--- START ---
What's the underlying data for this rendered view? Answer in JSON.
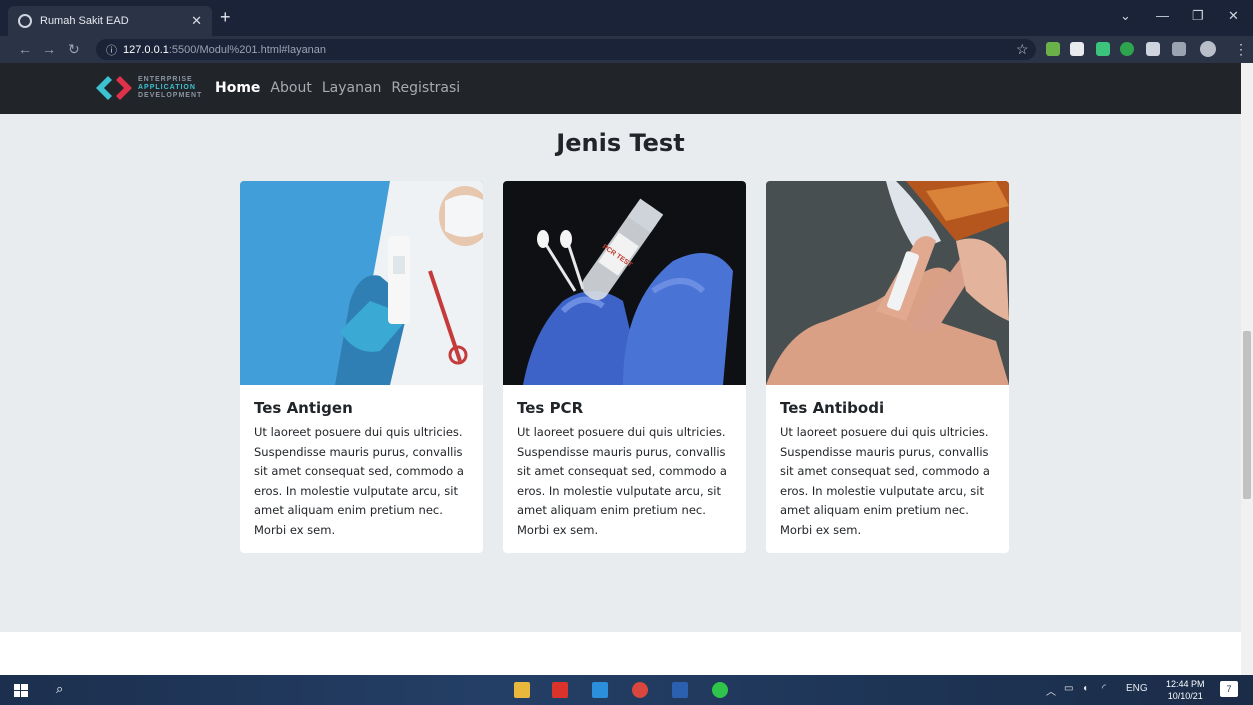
{
  "browser": {
    "tab_title": "Rumah Sakit EAD",
    "url_host": "127.0.0.1",
    "url_path": ":5500/Modul%201.html#layanan"
  },
  "site": {
    "brand": {
      "line1": "ENTERPRISE",
      "line2": "APPLICATION",
      "line3": "DEVELOPMENT"
    },
    "nav": [
      {
        "label": "Home",
        "active": true
      },
      {
        "label": "About",
        "active": false
      },
      {
        "label": "Layanan",
        "active": false
      },
      {
        "label": "Registrasi",
        "active": false
      }
    ]
  },
  "section": {
    "title": "Jenis Test",
    "cards": [
      {
        "title": "Tes Antigen",
        "text": "Ut laoreet posuere dui quis ultricies. Suspendisse mauris purus, convallis sit amet consequat sed, commodo a eros. In molestie vulputate arcu, sit amet aliquam enim pretium nec. Morbi ex sem."
      },
      {
        "title": "Tes PCR",
        "text": "Ut laoreet posuere dui quis ultricies. Suspendisse mauris purus, convallis sit amet consequat sed, commodo a eros. In molestie vulputate arcu, sit amet aliquam enim pretium nec. Morbi ex sem."
      },
      {
        "title": "Tes Antibodi",
        "text": "Ut laoreet posuere dui quis ultricies. Suspendisse mauris purus, convallis sit amet consequat sed, commodo a eros. In molestie vulputate arcu, sit amet aliquam enim pretium nec. Morbi ex sem."
      }
    ],
    "pcr_tube_label": "PCR TEST"
  },
  "taskbar": {
    "lang": "ENG",
    "time": "12:44 PM",
    "date": "10/10/21",
    "notifications": "7"
  },
  "colors": {
    "navbar": "#212529",
    "section_bg": "#e9ecef",
    "brand_accent": "#3ec1d3",
    "brand_red": "#e0314b"
  }
}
--- END ---
Problem details — Omit the pictures and give the material again, exactly and in full.

Output of the exercise —
What's the underlying data for this rendered view? Answer in JSON.
{
  "browser": {
    "tab_title": "Rumah Sakit EAD",
    "url_host": "127.0.0.1",
    "url_path": ":5500/Modul%201.html#layanan"
  },
  "site": {
    "brand": {
      "line1": "ENTERPRISE",
      "line2": "APPLICATION",
      "line3": "DEVELOPMENT"
    },
    "nav": [
      {
        "label": "Home",
        "active": true
      },
      {
        "label": "About",
        "active": false
      },
      {
        "label": "Layanan",
        "active": false
      },
      {
        "label": "Registrasi",
        "active": false
      }
    ]
  },
  "section": {
    "title": "Jenis Test",
    "cards": [
      {
        "title": "Tes Antigen",
        "text": "Ut laoreet posuere dui quis ultricies. Suspendisse mauris purus, convallis sit amet consequat sed, commodo a eros. In molestie vulputate arcu, sit amet aliquam enim pretium nec. Morbi ex sem."
      },
      {
        "title": "Tes PCR",
        "text": "Ut laoreet posuere dui quis ultricies. Suspendisse mauris purus, convallis sit amet consequat sed, commodo a eros. In molestie vulputate arcu, sit amet aliquam enim pretium nec. Morbi ex sem."
      },
      {
        "title": "Tes Antibodi",
        "text": "Ut laoreet posuere dui quis ultricies. Suspendisse mauris purus, convallis sit amet consequat sed, commodo a eros. In molestie vulputate arcu, sit amet aliquam enim pretium nec. Morbi ex sem."
      }
    ],
    "pcr_tube_label": "PCR TEST"
  },
  "taskbar": {
    "lang": "ENG",
    "time": "12:44 PM",
    "date": "10/10/21",
    "notifications": "7"
  },
  "colors": {
    "navbar": "#212529",
    "section_bg": "#e9ecef",
    "brand_accent": "#3ec1d3",
    "brand_red": "#e0314b"
  }
}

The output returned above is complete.